Dataset items
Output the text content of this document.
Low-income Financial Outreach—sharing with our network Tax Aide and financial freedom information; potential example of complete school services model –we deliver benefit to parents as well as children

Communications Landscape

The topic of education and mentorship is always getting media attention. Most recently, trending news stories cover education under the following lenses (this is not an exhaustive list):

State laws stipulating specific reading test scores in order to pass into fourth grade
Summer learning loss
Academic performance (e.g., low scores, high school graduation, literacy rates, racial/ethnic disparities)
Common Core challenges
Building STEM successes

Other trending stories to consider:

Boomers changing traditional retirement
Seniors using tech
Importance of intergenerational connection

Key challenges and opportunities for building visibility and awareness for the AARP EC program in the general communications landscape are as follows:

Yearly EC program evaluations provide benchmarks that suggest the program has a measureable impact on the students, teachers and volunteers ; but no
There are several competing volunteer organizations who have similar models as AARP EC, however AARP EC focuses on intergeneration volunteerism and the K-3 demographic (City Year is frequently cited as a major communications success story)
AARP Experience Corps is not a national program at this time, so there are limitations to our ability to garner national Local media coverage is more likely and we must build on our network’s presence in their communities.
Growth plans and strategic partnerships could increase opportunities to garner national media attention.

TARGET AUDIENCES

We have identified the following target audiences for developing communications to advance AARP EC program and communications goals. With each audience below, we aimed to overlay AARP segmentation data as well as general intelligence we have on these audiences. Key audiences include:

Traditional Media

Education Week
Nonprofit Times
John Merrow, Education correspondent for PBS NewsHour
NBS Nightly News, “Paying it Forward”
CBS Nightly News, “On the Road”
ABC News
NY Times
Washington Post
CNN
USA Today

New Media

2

◆ **GIVEN EXERCISE**: Locate the lines above that hold the word "garner". Show every one of them.

◆ **RESULT OF THIS TASK**:
AARP Experience Corps is not a national program at this time, so there are limitations to our ability to garner national Local media coverage is more likely and we must build on our network’s presence in their communities.
Growth plans and strategic partnerships could increase opportunities to garner national media attention.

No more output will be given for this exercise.